> Data in this exercise:

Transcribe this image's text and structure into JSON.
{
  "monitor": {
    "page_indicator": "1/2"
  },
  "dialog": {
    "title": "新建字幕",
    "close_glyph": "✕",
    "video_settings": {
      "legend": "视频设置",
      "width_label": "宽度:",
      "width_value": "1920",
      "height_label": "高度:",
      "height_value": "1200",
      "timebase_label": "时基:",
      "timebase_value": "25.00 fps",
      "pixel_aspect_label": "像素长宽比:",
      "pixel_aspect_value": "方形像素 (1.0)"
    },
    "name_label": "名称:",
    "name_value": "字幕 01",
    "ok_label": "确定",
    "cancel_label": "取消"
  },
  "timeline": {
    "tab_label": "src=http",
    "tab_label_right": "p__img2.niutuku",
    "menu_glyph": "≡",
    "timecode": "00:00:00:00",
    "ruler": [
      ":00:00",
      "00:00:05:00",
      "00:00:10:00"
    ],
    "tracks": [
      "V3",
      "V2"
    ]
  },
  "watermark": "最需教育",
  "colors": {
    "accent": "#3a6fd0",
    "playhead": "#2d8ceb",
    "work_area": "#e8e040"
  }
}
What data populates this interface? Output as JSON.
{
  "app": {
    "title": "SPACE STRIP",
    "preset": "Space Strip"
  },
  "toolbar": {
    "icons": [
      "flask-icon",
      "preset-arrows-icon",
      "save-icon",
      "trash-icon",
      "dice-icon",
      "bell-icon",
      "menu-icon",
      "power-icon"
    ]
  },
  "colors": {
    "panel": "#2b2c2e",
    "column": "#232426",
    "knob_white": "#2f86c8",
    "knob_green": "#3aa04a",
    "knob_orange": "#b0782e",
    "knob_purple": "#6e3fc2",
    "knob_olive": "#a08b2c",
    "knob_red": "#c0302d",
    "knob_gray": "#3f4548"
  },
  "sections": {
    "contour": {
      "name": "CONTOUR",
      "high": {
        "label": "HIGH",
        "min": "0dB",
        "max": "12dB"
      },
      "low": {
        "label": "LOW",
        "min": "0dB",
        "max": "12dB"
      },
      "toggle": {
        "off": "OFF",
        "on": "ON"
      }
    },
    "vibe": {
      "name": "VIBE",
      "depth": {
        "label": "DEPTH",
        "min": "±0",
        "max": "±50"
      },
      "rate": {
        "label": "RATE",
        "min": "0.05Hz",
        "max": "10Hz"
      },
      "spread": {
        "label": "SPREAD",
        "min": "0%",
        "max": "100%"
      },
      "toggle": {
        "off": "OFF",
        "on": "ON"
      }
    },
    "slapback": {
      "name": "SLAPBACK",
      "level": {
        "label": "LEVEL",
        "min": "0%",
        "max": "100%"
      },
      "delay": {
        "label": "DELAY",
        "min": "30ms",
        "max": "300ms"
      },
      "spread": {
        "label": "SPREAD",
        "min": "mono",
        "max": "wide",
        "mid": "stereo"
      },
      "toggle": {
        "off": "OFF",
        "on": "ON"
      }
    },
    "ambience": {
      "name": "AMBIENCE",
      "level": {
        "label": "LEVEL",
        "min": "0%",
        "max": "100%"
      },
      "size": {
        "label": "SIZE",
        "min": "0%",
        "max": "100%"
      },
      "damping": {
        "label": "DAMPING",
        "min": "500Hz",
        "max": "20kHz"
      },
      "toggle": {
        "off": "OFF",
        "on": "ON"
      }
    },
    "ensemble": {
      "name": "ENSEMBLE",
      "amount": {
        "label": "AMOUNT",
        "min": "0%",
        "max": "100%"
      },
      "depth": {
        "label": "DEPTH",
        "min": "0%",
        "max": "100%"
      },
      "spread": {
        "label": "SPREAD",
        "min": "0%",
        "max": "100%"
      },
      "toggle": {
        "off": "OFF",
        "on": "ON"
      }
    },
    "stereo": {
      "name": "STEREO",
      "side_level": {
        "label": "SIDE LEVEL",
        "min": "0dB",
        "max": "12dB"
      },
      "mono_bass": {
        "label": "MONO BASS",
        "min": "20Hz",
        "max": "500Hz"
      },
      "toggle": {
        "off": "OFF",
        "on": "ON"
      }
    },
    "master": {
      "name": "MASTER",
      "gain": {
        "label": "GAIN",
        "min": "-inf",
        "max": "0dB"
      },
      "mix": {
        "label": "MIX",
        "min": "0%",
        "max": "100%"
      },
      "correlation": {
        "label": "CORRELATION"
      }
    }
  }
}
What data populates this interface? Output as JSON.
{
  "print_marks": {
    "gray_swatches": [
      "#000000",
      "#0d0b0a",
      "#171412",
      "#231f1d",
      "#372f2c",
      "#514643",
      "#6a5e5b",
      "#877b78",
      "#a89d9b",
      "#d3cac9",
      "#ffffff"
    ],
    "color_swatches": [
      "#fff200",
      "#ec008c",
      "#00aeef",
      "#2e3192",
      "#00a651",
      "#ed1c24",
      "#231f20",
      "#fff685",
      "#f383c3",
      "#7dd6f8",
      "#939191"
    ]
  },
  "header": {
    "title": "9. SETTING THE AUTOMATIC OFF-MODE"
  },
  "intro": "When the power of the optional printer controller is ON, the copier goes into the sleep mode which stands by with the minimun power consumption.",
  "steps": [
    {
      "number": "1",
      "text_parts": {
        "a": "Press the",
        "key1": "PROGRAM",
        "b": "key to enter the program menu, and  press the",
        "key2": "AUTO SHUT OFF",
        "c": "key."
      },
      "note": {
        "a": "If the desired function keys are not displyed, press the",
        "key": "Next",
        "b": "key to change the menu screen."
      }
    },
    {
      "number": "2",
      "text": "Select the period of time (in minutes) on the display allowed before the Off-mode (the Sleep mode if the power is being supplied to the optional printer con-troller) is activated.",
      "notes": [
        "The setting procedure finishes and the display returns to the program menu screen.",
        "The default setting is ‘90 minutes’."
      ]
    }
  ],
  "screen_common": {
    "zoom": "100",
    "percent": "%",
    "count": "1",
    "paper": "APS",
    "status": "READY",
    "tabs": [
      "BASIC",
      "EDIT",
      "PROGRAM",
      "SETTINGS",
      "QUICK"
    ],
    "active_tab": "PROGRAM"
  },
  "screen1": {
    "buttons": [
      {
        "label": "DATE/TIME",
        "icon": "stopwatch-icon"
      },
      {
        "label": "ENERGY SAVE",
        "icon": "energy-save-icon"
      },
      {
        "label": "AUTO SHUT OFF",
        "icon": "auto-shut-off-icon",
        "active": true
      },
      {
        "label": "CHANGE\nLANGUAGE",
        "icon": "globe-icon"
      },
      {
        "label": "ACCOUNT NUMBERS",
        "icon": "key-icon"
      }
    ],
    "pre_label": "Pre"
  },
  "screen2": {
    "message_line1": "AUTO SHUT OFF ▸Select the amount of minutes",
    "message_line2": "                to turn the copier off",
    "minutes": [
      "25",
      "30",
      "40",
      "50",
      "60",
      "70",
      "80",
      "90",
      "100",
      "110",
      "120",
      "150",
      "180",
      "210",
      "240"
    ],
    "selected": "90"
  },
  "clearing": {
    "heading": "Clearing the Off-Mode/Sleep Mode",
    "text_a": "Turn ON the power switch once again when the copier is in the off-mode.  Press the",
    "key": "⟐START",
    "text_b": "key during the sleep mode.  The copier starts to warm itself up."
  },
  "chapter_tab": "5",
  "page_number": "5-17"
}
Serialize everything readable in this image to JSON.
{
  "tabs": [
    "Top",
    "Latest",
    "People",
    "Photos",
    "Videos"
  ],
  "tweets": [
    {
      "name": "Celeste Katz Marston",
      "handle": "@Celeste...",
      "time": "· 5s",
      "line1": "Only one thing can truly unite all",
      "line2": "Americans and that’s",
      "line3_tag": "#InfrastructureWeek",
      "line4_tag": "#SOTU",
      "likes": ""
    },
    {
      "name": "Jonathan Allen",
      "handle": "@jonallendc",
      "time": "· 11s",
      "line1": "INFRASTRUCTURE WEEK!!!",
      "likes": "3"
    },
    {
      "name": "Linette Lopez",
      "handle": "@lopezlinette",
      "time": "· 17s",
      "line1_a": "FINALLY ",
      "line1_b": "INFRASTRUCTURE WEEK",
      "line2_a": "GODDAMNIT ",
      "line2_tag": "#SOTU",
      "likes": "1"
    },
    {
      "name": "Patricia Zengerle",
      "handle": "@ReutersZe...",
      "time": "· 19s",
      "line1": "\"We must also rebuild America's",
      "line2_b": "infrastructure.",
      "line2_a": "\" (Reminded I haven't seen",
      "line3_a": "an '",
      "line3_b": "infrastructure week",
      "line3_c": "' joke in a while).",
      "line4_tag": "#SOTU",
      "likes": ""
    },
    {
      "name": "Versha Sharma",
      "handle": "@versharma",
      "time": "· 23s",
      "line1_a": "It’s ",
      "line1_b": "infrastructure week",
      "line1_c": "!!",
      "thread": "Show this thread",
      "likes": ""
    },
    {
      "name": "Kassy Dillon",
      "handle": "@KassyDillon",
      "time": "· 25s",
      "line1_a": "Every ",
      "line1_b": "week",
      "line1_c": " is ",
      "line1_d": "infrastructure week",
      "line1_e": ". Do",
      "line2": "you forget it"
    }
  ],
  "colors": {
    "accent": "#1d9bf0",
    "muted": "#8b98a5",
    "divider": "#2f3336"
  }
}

> Task directions: Look through the entries above for the word "handle". Copy every line where it shows up.

> Response:
      "handle": "@Celeste...",
      "handle": "@jonallendc",
      "handle": "@lopezlinette",
      "handle": "@ReutersZe...",
      "handle": "@versharma",
      "handle": "@KassyDillon",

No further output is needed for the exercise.